┌──

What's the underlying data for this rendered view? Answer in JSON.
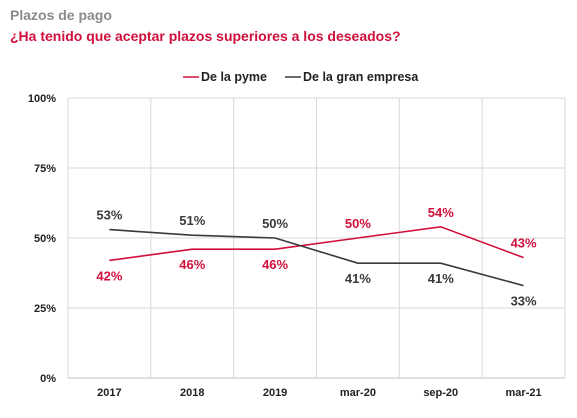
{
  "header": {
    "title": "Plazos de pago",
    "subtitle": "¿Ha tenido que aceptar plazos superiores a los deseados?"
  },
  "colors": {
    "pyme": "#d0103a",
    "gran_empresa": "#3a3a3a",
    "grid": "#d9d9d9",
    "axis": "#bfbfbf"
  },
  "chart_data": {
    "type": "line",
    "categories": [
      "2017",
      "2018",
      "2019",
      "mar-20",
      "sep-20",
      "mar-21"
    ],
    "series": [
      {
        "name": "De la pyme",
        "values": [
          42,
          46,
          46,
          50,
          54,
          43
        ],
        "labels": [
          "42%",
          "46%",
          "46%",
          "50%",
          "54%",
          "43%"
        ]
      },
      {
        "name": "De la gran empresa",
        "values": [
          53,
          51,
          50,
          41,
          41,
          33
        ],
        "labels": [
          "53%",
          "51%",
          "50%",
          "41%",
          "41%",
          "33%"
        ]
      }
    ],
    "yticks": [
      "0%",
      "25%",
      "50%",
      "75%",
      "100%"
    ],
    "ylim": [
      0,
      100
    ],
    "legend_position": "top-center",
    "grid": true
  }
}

└──
┌──

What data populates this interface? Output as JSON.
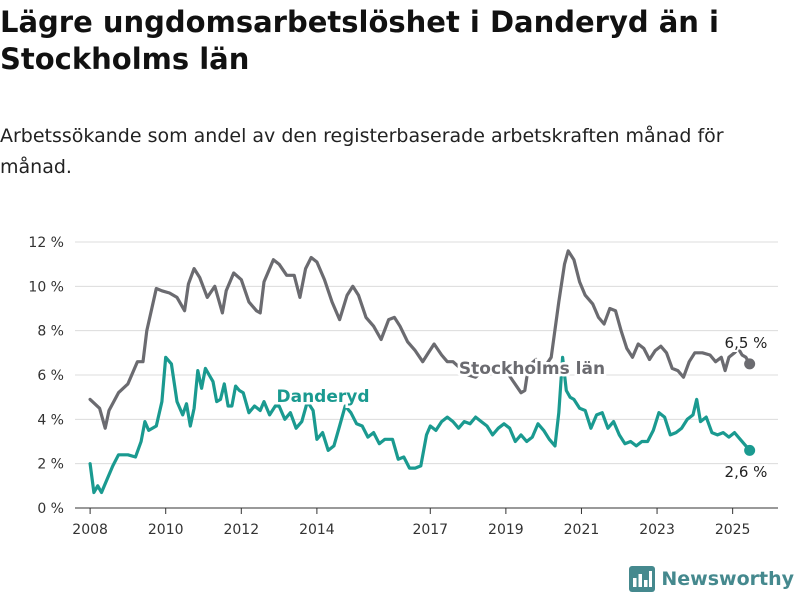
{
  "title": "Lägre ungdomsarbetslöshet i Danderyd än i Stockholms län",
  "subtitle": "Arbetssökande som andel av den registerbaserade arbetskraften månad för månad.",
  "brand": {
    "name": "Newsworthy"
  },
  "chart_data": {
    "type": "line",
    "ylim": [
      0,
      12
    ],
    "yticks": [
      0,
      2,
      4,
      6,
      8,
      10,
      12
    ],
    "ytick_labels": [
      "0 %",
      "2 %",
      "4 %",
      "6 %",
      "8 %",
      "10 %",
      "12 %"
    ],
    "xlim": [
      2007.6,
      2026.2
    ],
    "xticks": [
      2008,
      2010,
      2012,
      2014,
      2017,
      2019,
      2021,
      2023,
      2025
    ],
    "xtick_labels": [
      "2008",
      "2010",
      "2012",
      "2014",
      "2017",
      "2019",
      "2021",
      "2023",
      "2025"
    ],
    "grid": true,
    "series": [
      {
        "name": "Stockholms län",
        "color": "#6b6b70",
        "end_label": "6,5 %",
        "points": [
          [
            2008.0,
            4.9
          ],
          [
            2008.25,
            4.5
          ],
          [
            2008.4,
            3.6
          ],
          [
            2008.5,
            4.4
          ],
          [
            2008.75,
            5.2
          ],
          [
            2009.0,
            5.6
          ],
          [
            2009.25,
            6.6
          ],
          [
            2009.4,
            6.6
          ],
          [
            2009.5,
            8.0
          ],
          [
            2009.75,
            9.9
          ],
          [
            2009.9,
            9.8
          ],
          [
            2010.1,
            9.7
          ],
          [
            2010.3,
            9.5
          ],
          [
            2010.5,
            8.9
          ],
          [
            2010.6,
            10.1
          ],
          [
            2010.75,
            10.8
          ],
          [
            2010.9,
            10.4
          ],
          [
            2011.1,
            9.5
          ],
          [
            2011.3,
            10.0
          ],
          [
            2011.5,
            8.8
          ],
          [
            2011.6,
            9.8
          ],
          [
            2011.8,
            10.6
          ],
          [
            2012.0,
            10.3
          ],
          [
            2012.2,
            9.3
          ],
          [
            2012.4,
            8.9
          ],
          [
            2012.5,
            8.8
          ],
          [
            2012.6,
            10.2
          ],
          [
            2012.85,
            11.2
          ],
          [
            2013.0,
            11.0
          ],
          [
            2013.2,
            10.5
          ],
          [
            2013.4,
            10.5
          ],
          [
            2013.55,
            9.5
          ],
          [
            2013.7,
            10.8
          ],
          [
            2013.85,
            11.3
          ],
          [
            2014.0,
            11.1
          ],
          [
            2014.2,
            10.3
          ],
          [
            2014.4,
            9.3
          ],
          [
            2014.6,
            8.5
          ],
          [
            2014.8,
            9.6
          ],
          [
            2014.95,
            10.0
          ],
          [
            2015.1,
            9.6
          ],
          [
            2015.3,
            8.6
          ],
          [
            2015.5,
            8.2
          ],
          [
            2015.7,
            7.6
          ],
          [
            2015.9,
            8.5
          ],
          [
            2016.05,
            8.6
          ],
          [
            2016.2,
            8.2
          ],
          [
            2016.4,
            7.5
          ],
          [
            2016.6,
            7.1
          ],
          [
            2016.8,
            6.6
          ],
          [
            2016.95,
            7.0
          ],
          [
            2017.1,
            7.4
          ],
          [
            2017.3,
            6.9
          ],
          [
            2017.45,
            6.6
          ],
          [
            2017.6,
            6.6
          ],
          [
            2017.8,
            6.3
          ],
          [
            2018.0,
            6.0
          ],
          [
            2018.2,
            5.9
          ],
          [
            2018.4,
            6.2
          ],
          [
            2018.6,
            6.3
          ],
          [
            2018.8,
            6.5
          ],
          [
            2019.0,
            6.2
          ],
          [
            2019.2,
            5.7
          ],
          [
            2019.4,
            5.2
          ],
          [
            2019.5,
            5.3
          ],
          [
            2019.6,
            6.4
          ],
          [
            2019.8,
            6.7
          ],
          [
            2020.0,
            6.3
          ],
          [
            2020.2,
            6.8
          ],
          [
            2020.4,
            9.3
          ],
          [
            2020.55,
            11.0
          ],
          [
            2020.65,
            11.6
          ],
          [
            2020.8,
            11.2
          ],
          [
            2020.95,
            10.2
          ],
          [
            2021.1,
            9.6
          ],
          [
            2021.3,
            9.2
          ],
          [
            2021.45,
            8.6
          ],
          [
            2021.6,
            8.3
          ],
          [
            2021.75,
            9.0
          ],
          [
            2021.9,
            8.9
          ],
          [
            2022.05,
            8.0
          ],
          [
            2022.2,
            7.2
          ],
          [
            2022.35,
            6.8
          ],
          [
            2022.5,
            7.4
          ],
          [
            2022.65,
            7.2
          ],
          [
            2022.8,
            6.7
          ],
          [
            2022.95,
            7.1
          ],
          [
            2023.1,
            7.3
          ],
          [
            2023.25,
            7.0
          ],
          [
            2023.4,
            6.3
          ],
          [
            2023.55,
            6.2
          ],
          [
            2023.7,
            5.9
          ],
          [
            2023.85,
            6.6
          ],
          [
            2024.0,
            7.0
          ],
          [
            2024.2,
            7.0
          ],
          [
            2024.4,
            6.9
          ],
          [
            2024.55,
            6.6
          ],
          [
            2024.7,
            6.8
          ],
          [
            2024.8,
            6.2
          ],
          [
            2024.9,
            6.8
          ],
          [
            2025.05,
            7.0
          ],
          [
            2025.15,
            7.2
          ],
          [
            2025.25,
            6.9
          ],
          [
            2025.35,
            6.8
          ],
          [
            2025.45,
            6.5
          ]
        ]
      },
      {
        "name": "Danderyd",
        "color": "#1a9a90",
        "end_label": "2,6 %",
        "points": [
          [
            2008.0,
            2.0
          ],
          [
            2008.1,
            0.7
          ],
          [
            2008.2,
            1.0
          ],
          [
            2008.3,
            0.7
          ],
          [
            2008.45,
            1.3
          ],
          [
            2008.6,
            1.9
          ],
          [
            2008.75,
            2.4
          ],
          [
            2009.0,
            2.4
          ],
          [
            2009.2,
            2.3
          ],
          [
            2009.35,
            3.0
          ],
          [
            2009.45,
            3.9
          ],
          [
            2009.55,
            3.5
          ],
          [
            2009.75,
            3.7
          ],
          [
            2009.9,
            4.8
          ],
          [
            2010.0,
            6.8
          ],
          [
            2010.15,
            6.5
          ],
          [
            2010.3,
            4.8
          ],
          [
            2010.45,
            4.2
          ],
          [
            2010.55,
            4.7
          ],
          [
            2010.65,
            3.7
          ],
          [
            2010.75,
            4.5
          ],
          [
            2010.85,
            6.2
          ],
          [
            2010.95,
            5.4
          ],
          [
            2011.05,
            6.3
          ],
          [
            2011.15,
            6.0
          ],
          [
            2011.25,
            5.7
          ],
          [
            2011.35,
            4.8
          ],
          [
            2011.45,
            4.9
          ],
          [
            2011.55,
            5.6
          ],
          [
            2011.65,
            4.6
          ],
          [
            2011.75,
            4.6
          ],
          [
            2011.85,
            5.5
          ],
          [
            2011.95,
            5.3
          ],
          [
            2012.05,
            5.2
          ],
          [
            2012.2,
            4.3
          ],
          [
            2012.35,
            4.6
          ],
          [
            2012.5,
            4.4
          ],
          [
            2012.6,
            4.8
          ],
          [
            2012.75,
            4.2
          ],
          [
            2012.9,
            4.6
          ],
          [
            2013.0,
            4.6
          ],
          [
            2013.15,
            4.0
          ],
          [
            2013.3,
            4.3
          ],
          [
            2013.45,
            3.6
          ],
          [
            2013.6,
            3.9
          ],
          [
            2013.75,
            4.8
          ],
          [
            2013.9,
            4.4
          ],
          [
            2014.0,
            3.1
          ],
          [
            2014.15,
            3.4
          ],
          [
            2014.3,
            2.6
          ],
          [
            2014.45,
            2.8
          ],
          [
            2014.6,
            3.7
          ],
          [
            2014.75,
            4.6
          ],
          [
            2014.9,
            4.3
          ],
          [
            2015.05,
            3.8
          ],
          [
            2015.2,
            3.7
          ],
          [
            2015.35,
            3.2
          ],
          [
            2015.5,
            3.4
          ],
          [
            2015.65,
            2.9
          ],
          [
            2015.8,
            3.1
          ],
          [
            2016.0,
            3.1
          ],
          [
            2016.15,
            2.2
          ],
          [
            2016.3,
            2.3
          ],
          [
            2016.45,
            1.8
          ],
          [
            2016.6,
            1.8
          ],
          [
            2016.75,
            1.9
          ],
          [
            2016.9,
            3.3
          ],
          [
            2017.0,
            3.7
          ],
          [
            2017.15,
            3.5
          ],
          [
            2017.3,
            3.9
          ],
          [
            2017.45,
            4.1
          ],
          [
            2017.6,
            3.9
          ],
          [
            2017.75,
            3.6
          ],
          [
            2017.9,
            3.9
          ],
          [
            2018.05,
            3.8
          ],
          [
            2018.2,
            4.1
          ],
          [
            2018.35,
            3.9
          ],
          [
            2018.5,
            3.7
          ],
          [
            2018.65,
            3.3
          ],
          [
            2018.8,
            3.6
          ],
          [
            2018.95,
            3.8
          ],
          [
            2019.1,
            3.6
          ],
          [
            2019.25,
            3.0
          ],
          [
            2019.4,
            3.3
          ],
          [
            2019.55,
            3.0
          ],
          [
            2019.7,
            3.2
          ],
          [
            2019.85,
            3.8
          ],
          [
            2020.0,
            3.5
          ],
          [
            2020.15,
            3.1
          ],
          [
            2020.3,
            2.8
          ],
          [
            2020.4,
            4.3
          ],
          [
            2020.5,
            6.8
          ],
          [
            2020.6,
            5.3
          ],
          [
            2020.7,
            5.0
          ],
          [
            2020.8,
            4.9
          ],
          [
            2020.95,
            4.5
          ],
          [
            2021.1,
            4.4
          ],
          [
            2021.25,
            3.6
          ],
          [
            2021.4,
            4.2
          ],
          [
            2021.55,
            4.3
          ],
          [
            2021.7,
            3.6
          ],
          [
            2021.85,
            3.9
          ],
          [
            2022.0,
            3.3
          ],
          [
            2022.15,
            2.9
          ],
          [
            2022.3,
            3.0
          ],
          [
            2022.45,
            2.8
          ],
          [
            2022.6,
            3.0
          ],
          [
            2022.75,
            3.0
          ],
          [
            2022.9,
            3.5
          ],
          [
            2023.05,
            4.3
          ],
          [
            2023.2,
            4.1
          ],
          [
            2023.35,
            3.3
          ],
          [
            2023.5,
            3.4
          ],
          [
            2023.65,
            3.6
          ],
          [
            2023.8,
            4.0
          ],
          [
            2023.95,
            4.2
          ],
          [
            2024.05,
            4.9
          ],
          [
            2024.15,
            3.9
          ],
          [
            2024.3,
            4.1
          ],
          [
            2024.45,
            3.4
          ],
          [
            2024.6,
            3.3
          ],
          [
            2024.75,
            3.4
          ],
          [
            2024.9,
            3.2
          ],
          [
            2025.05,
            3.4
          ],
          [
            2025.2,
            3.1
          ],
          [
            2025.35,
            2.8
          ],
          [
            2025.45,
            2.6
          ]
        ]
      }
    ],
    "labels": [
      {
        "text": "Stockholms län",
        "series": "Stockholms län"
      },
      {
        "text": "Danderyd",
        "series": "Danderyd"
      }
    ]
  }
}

└──
┌──

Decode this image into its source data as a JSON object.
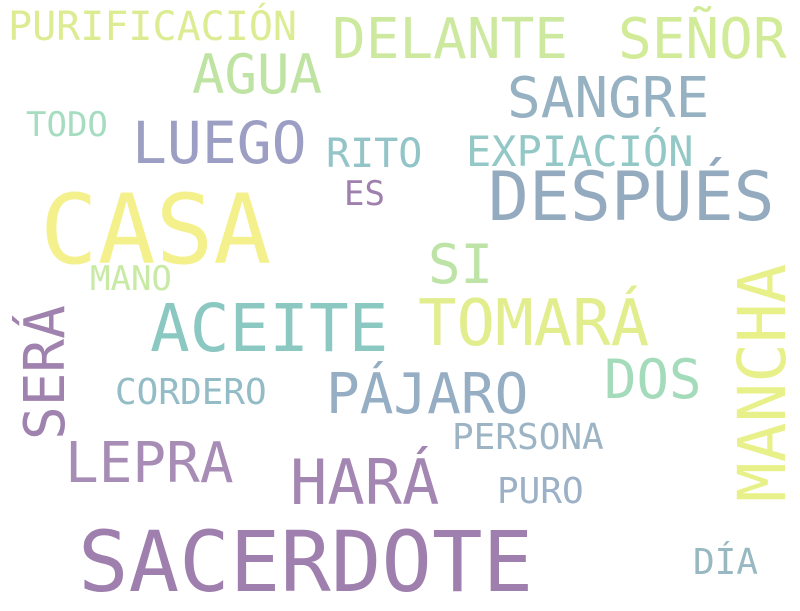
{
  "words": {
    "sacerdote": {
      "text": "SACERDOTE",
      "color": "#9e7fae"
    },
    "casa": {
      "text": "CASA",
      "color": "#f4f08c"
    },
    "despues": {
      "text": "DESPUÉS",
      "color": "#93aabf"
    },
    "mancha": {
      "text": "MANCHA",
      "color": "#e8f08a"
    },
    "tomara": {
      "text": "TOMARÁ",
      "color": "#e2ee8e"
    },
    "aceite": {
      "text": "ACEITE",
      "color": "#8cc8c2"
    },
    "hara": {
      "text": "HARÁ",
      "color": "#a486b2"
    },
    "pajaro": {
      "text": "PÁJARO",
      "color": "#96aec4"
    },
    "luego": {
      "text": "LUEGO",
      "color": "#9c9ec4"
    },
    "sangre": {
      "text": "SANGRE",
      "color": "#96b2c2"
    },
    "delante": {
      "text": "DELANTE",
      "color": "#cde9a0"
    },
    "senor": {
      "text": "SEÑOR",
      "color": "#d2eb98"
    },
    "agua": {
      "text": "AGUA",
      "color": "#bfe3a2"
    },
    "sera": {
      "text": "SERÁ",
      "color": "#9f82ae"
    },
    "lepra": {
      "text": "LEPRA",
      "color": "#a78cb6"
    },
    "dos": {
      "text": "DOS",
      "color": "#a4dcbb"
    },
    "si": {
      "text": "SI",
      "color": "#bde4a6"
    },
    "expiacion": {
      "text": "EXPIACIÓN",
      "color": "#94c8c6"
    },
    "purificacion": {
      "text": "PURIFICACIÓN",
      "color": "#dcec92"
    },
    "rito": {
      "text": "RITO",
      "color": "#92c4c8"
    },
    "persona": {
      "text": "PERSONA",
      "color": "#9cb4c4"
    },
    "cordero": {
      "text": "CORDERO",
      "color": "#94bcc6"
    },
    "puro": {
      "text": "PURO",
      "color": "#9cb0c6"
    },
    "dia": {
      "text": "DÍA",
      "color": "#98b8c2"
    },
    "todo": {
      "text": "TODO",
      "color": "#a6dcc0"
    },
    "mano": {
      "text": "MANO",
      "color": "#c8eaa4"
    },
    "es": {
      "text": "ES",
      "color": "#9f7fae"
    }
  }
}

└──

The task :: In the material above, how many lines hold the word "subtitle"? Say only the number.

Exercise output :: 2